Extracts from a graphics dataset -

* * * * * * * * *

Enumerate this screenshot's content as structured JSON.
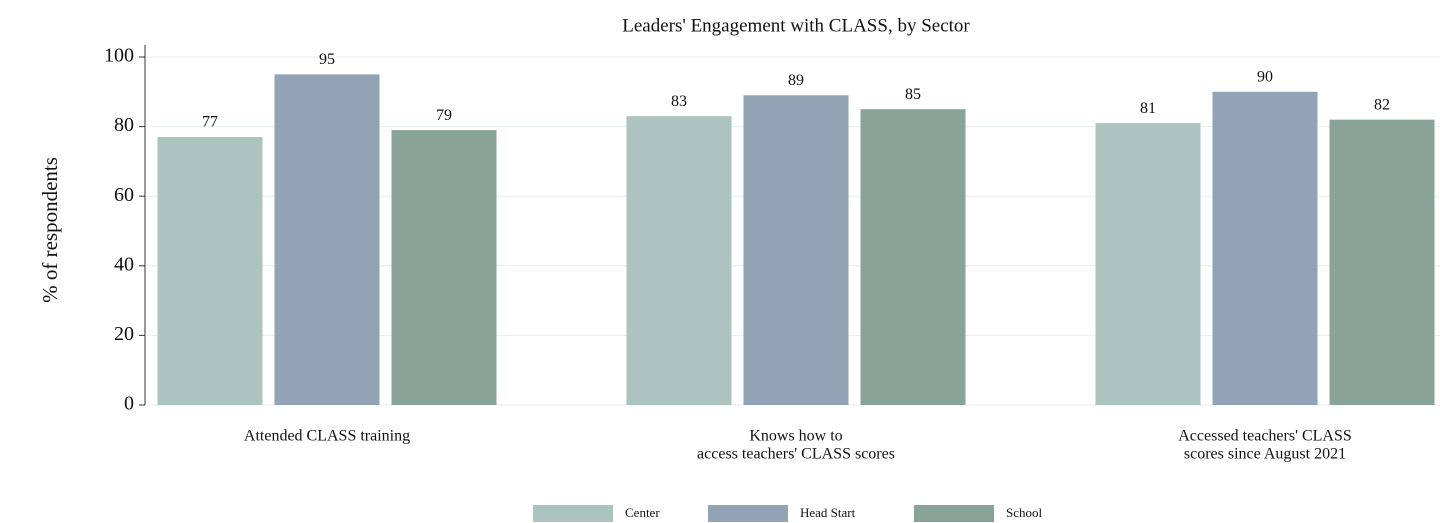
{
  "chart_data": {
    "type": "bar",
    "title": "Leaders' Engagement with CLASS, by Sector",
    "y_label": "% of respondents",
    "categories": [
      [
        "Attended CLASS training"
      ],
      [
        "Knows how to",
        "access teachers' CLASS scores"
      ],
      [
        "Accessed teachers' CLASS",
        "scores since August 2021"
      ]
    ],
    "series": [
      {
        "name": "Center",
        "color": "#adc3bf",
        "values": [
          77,
          83,
          81
        ]
      },
      {
        "name": "Head Start",
        "color": "#91a3b5",
        "values": [
          95,
          89,
          90
        ]
      },
      {
        "name": "School",
        "color": "#89a399",
        "values": [
          79,
          85,
          82
        ]
      }
    ],
    "ylim": [
      0,
      100
    ],
    "yticks": [
      0,
      20,
      40,
      60,
      80,
      100
    ],
    "grid": true,
    "legend": "bottom"
  }
}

* * * * * * * * *

WHAT IS REQUIRED -
Look through the entries above; copy each line where the string "teachers" appears.

THE ANSWER -
        "access teachers' CLASS scores"
        "Accessed teachers' CLASS",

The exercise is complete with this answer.